Job: Take the line containing "Transcribe the text in this document." through the last line of the data and retype those lines exactly. Pictures do not belong in the copy.

Record list:
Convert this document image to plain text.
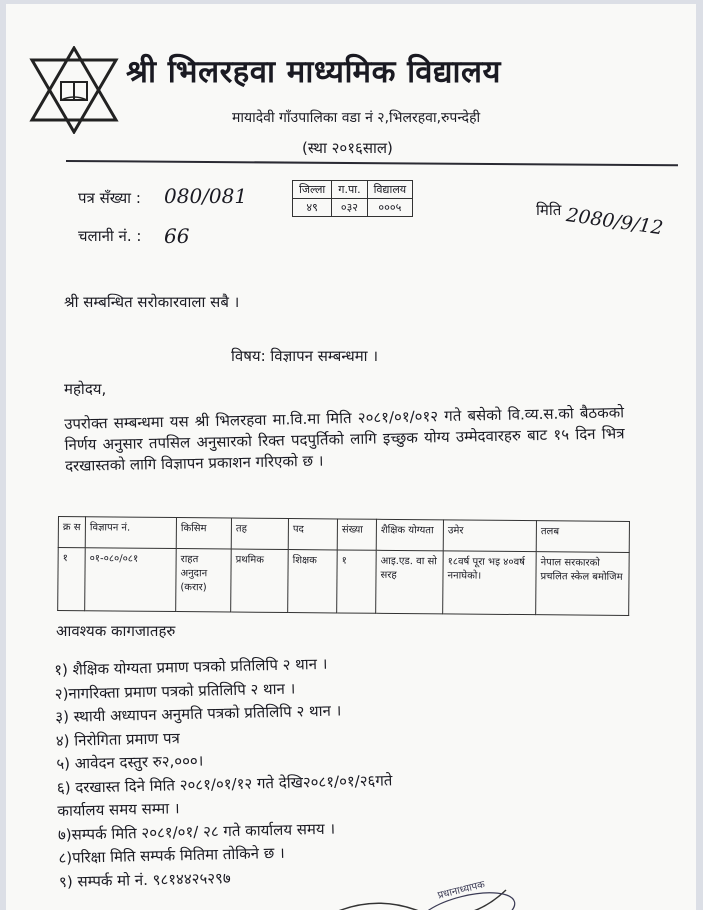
श्री भिलरहवा माध्यमिक विद्यालय
मायादेवी गाँउपालिका वडा नं २,भिलरहवा,रुपन्देही
(स्था २०१६साल)
पत्र सँख्या : 080/081
चलानी नं. : 66
जिल्ला	ग.पा.	विद्यालय
४९	०३२	०००५	मिति 2080/9/12
श्री सम्बन्धित सरोकारवाला सबै ।
विषय: विज्ञापन सम्बन्धमा ।
महोदय,
उपरोक्त सम्बन्धमा यस श्री भिलरहवा मा.वि.मा मिति २०८१/०१/०१२ गते बसेको वि.व्य.स.को बैठकको निर्णय अनुसार तपसिल अनुसारको रिक्त पदपुर्तिको लागि इच्छुक योग्य उम्मेदवारहरु बाट १५ दिन भित्र दरखास्तको लागि विज्ञापन प्रकाशन गरिएको छ ।
क्र स	विज्ञापन नं.	किसिम	तह	पद	संख्या	शैक्षिक योग्यता	उमेर	तलब
१	०१-०८०/०८१	राहत अनुदान (करार)	प्रथमिक	शिक्षक	१	आइ.एड. वा सो सरह	१८वर्ष पूरा भइ ४०वर्ष ननाघेको।	नेपाल सरकारको प्रचलित स्केल बमोजिम
आवश्यक कागजातहरु
१) शैक्षिक योग्यता प्रमाण पत्रको प्रतिलिपि २ थान ।
२)नागरिक्ता प्रमाण पत्रको प्रतिलिपि २ थान ।
३) स्थायी अध्यापन अनुमति पत्रको प्रतिलिपि २ थान ।
४) निरोगिता प्रमाण पत्र
५) आवेदन दस्तुर रु२,०००।
६) दरखास्त दिने मिति २०८१/०१/१२ गते देखि२०८१/०१/२६गते
कार्यालय समय सम्मा ।
७)सम्पर्क मिति २०८१/०१/ २८ गते कार्यालय समय ।
८)परिक्षा मिति सम्पर्क मितिमा तोकिने छ ।
९) सम्पर्क मो नं. ९८१४४२५२९७	प्रधानाध्यापक
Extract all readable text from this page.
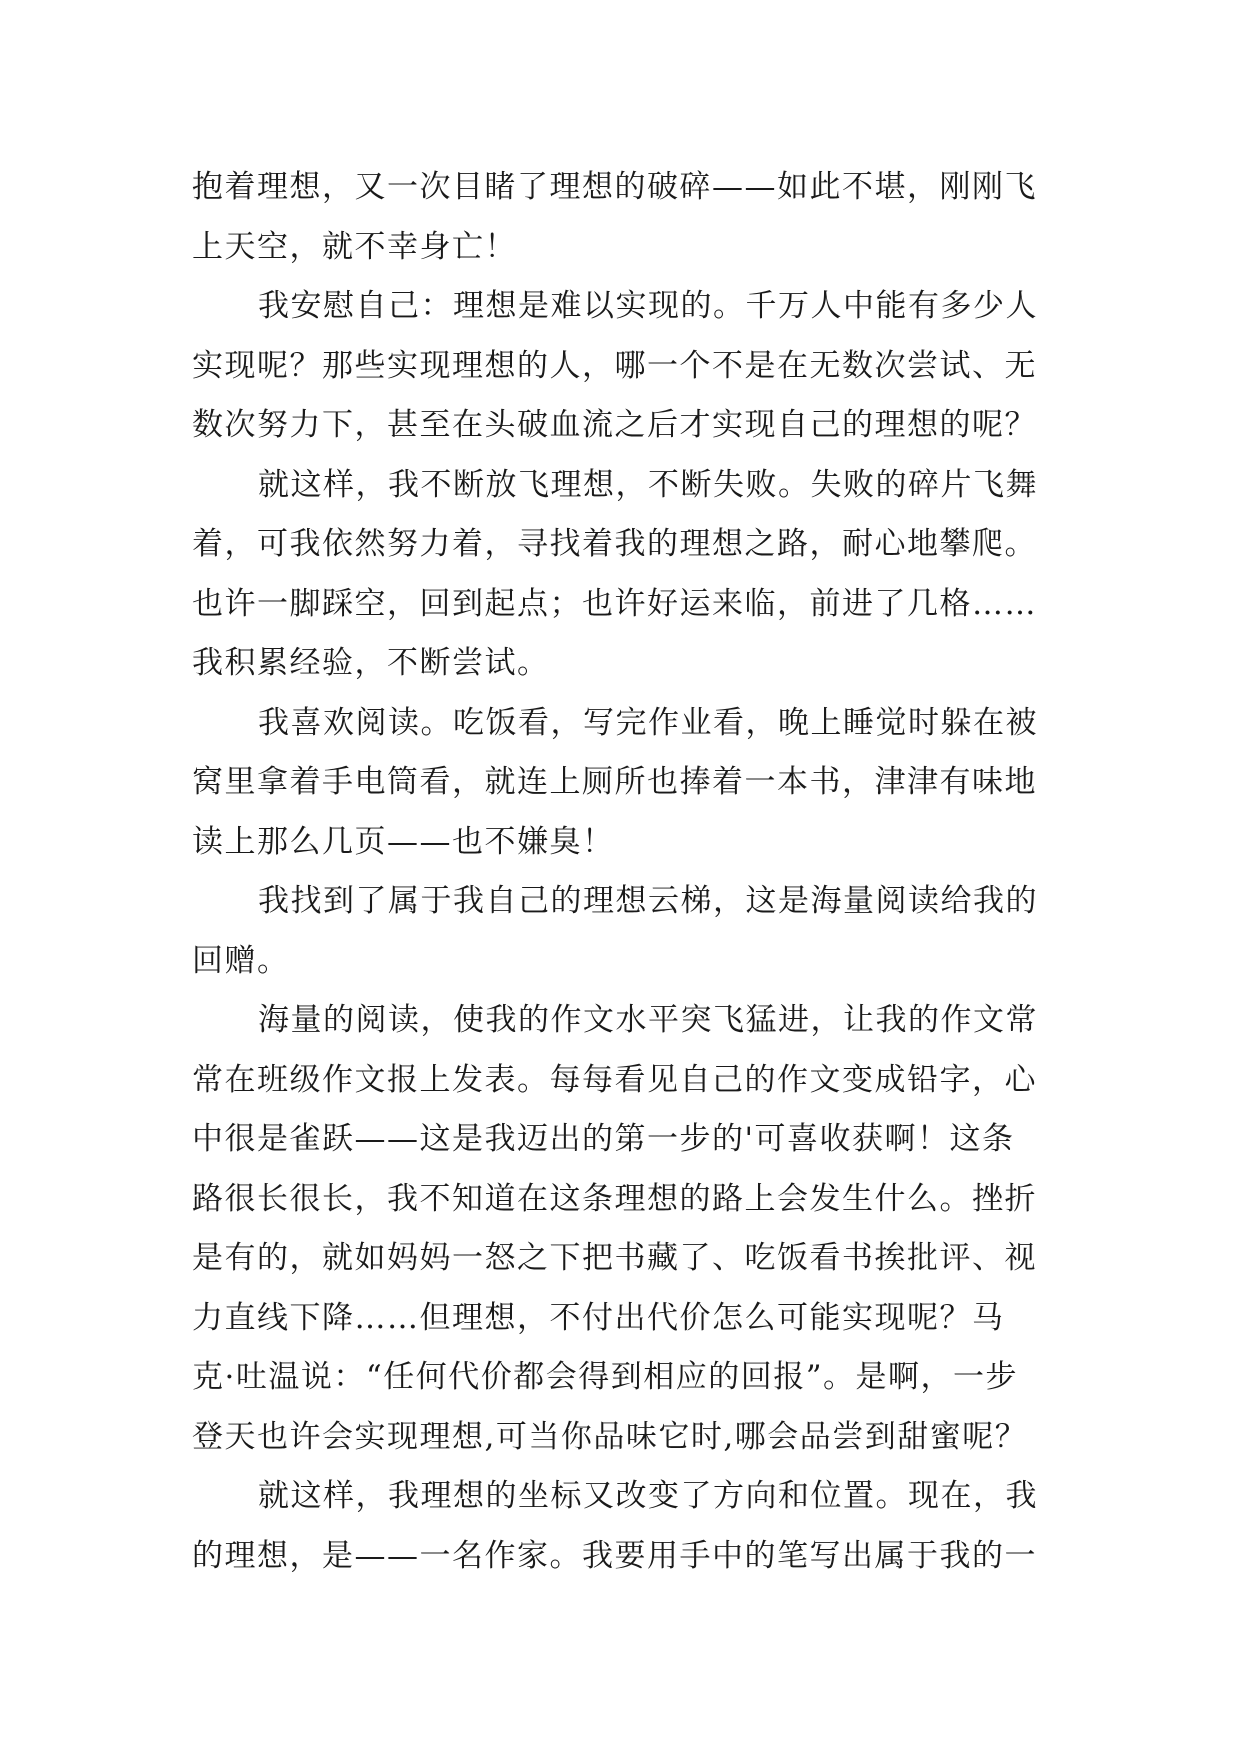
抱着理想，又一次目睹了理想的破碎——如此不堪，刚刚飞
上天空，就不幸身亡！
我安慰自己：理想是难以实现的。千万人中能有多少人
实现呢？那些实现理想的人，哪一个不是在无数次尝试、无
数次努力下，甚至在头破血流之后才实现自己的理想的呢？
就这样，我不断放飞理想，不断失败。失败的碎片飞舞
着，可我依然努力着，寻找着我的理想之路，耐心地攀爬。
也许一脚踩空，回到起点；也许好运来临，前进了几格……
我积累经验，不断尝试。
我喜欢阅读。吃饭看，写完作业看，晚上睡觉时躲在被
窝里拿着手电筒看，就连上厕所也捧着一本书，津津有味地
读上那么几页——也不嫌臭！
我找到了属于我自己的理想云梯，这是海量阅读给我的
回赠。
海量的阅读，使我的作文水平突飞猛进，让我的作文常
常在班级作文报上发表。每每看见自己的作文变成铅字，心
中很是雀跃——这是我迈出的第一步的'可喜收获啊！这条
路很长很长，我不知道在这条理想的路上会发生什么。挫折
是有的，就如妈妈一怒之下把书藏了、吃饭看书挨批评、视
力直线下降……但理想，不付出代价怎么可能实现呢？马
克·吐温说：“任何代价都会得到相应的回报”。是啊，一步
登天也许会实现理想,可当你品味它时,哪会品尝到甜蜜呢？
就这样，我理想的坐标又改变了方向和位置。现在，我
的理想，是——一名作家。我要用手中的笔写出属于我的一
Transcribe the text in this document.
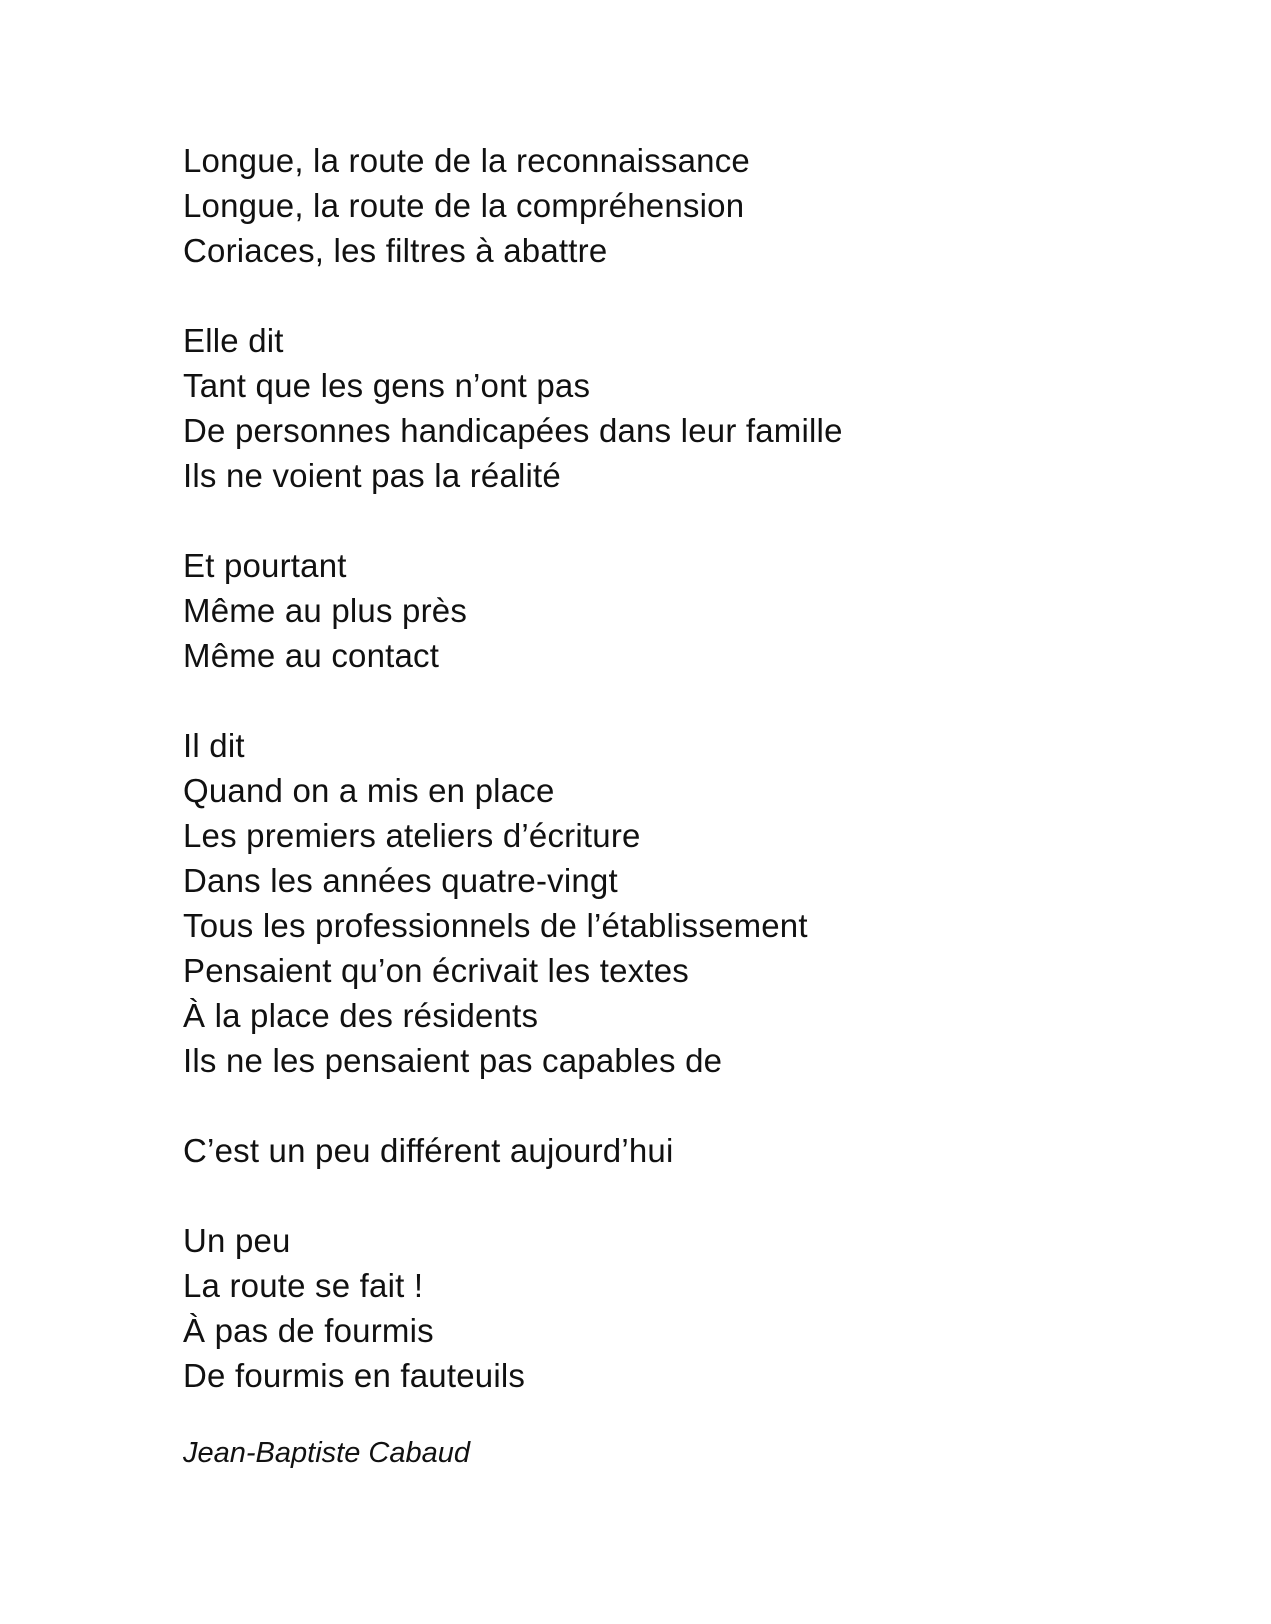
Longue, la route de la reconnaissance
Longue, la route de la compréhension
Coriaces, les filtres à abattre
Elle dit
Tant que les gens n’ont pas
De personnes handicapées dans leur famille
Ils ne voient pas la réalité
Et pourtant
Même au plus près
Même au contact
Il dit
Quand on a mis en place
Les premiers ateliers d’écriture
Dans les années quatre-vingt
Tous les professionnels de l’établissement
Pensaient qu’on écrivait les textes
À la place des résidents
Ils ne les pensaient pas capables de
C’est un peu différent aujourd’hui
Un peu
La route se fait !
À pas de fourmis
De fourmis en fauteuils
Jean-Baptiste Cabaud
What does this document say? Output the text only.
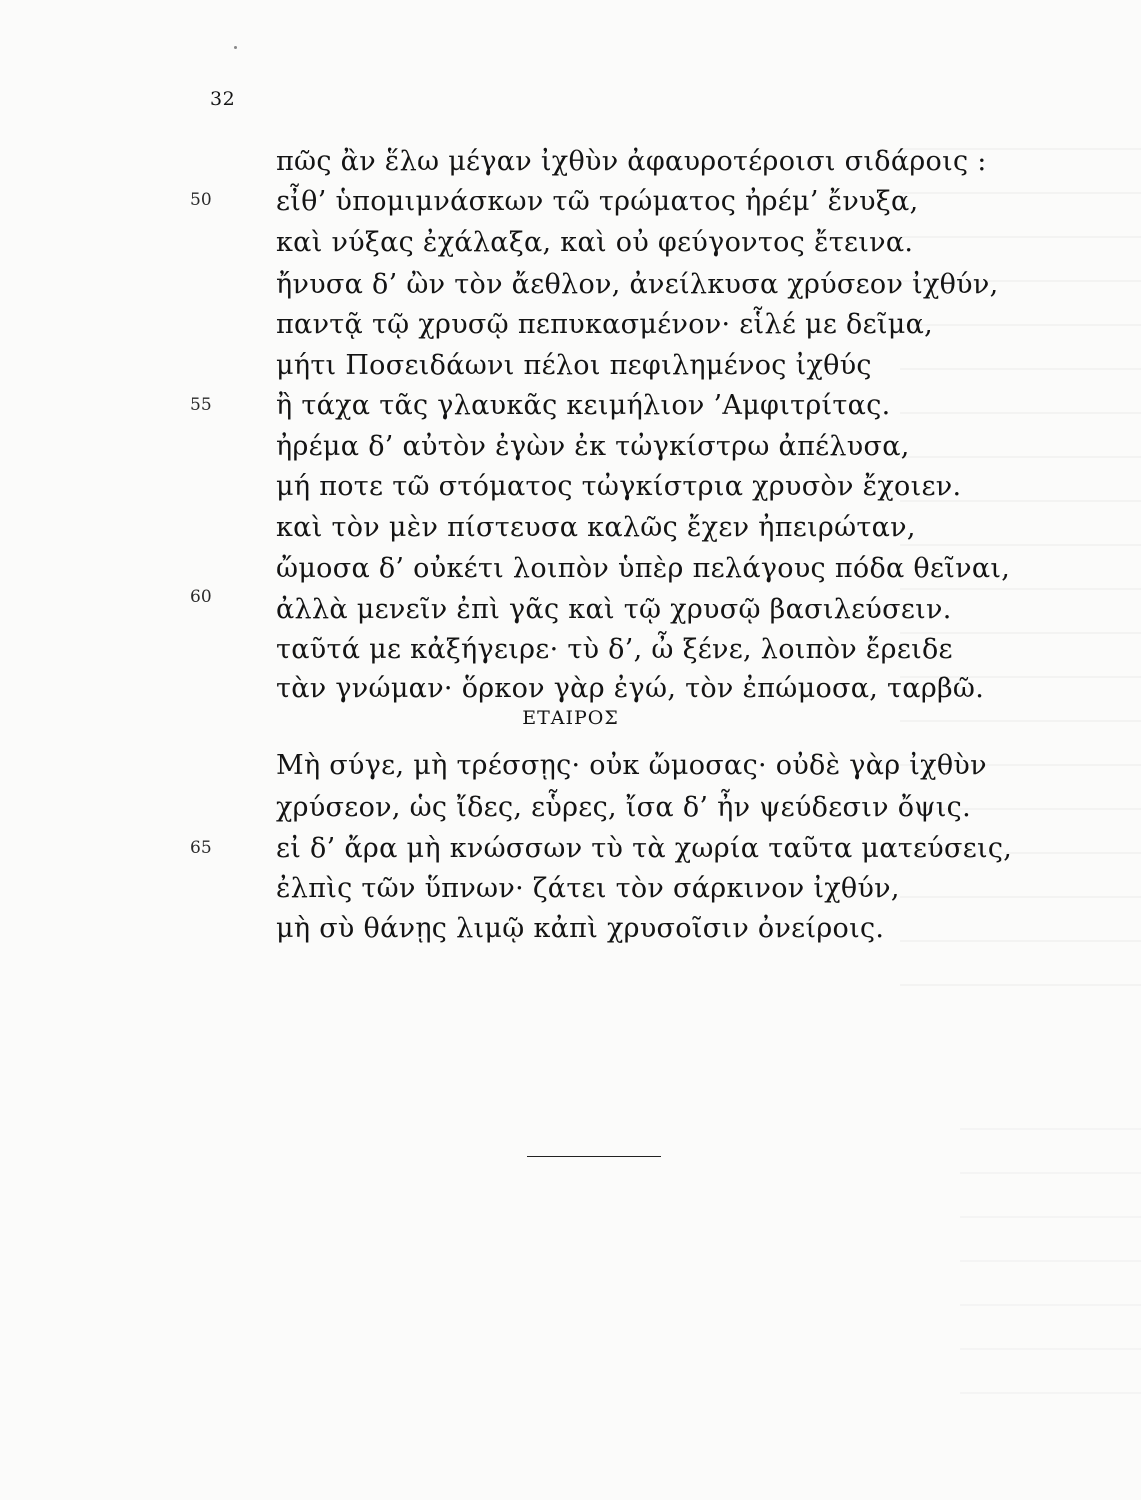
32
50
55
60
65
πῶς ἂν ἕλω μέγαν ἰχθὺν ἀφαυροτέροισι σιδάροις :
εἶθ’ ὑπομιμνάσκων τῶ τρώματος ἠρέμ’ ἔνυξα,
καὶ νύξας ἐχάλαξα, καὶ οὐ φεύγοντος ἔτεινα.
ἤνυσα δ’ ὢν τὸν ἄεθλον, ἀνείλκυσα χρύσεον ἰχθύν,
παντᾷ τῷ χρυσῷ πεπυκασμένον· εἷλέ με δεῖμα,
μήτι Ποσειδάωνι πέλοι πεφιλημένος ἰχθύς
ἢ τάχα τᾶς γλαυκᾶς κειμήλιον ’Αμφιτρίτας.
ἠρέμα δ’ αὐτὸν ἐγὼν ἐκ τὠγκίστρω ἀπέλυσα,
μή ποτε τῶ στόματος τὠγκίστρια χρυσὸν ἔχοιεν.
καὶ τὸν μὲν πίστευσα καλῶς ἔχεν ἠπειρώταν,
ὤμοσα δ’ οὐκέτι λοιπὸν ὑπὲρ πελάγους πόδα θεῖναι,
ἀλλὰ μενεῖν ἐπὶ γᾶς καὶ τῷ χρυσῷ βασιλεύσειν.
ταῦτά με κἀξήγειρε· τὺ δ’, ὦ ξένε, λοιπὸν ἔρειδε
τὰν γνώμαν· ὅρκον γὰρ ἐγώ, τὸν ἐπώμοσα, ταρβῶ.
ΕΤΑΙΡΟΣ
Μὴ σύγε, μὴ τρέσσῃς· οὐκ ὤμοσας· οὐδὲ γὰρ ἰχθὺν
χρύσεον, ὡς ἴδες, εὗρες, ἴσα δ’ ἦν ψεύδεσιν ὄψις.
εἰ δ’ ἄρα μὴ κνώσσων τὺ τὰ χωρία ταῦτα ματεύσεις,
ἐλπὶς τῶν ὕπνων· ζάτει τὸν σάρκινον ἰχθύν,
μὴ σὺ θάνῃς λιμῷ κἀπὶ χρυσοῖσιν ὀνείροις.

Solution to this task:
Transcribe the text in this document.
Longue, la route de la reconnaissance
Longue, la route de la compréhension
Coriaces, les filtres à abattre
Elle dit
Tant que les gens n’ont pas
De personnes handicapées dans leur famille
Ils ne voient pas la réalité
Et pourtant
Même au plus près
Même au contact
Il dit
Quand on a mis en place
Les premiers ateliers d’écriture
Dans les années quatre-vingt
Tous les professionnels de l’établissement
Pensaient qu’on écrivait les textes
À la place des résidents
Ils ne les pensaient pas capables de
C’est un peu différent aujourd’hui
Un peu
La route se fait !
À pas de fourmis
De fourmis en fauteuils
Jean-Baptiste Cabaud
What does this document say? Output the text only.
32
50
55
60
65
πῶς ἂν ἕλω μέγαν ἰχθὺν ἀφαυροτέροισι σιδάροις :
εἶθ’ ὑπομιμνάσκων τῶ τρώματος ἠρέμ’ ἔνυξα,
καὶ νύξας ἐχάλαξα, καὶ οὐ φεύγοντος ἔτεινα.
ἤνυσα δ’ ὢν τὸν ἄεθλον, ἀνείλκυσα χρύσεον ἰχθύν,
παντᾷ τῷ χρυσῷ πεπυκασμένον· εἷλέ με δεῖμα,
μήτι Ποσειδάωνι πέλοι πεφιλημένος ἰχθύς
ἢ τάχα τᾶς γλαυκᾶς κειμήλιον ’Αμφιτρίτας.
ἠρέμα δ’ αὐτὸν ἐγὼν ἐκ τὠγκίστρω ἀπέλυσα,
μή ποτε τῶ στόματος τὠγκίστρια χρυσὸν ἔχοιεν.
καὶ τὸν μὲν πίστευσα καλῶς ἔχεν ἠπειρώταν,
ὤμοσα δ’ οὐκέτι λοιπὸν ὑπὲρ πελάγους πόδα θεῖναι,
ἀλλὰ μενεῖν ἐπὶ γᾶς καὶ τῷ χρυσῷ βασιλεύσειν.
ταῦτά με κἀξήγειρε· τὺ δ’, ὦ ξένε, λοιπὸν ἔρειδε
τὰν γνώμαν· ὅρκον γὰρ ἐγώ, τὸν ἐπώμοσα, ταρβῶ.
ΕΤΑΙΡΟΣ
Μὴ σύγε, μὴ τρέσσῃς· οὐκ ὤμοσας· οὐδὲ γὰρ ἰχθὺν
χρύσεον, ὡς ἴδες, εὗρες, ἴσα δ’ ἦν ψεύδεσιν ὄψις.
εἰ δ’ ἄρα μὴ κνώσσων τὺ τὰ χωρία ταῦτα ματεύσεις,
ἐλπὶς τῶν ὕπνων· ζάτει τὸν σάρκινον ἰχθύν,
μὴ σὺ θάνῃς λιμῷ κἀπὶ χρυσοῖσιν ὀνείροις.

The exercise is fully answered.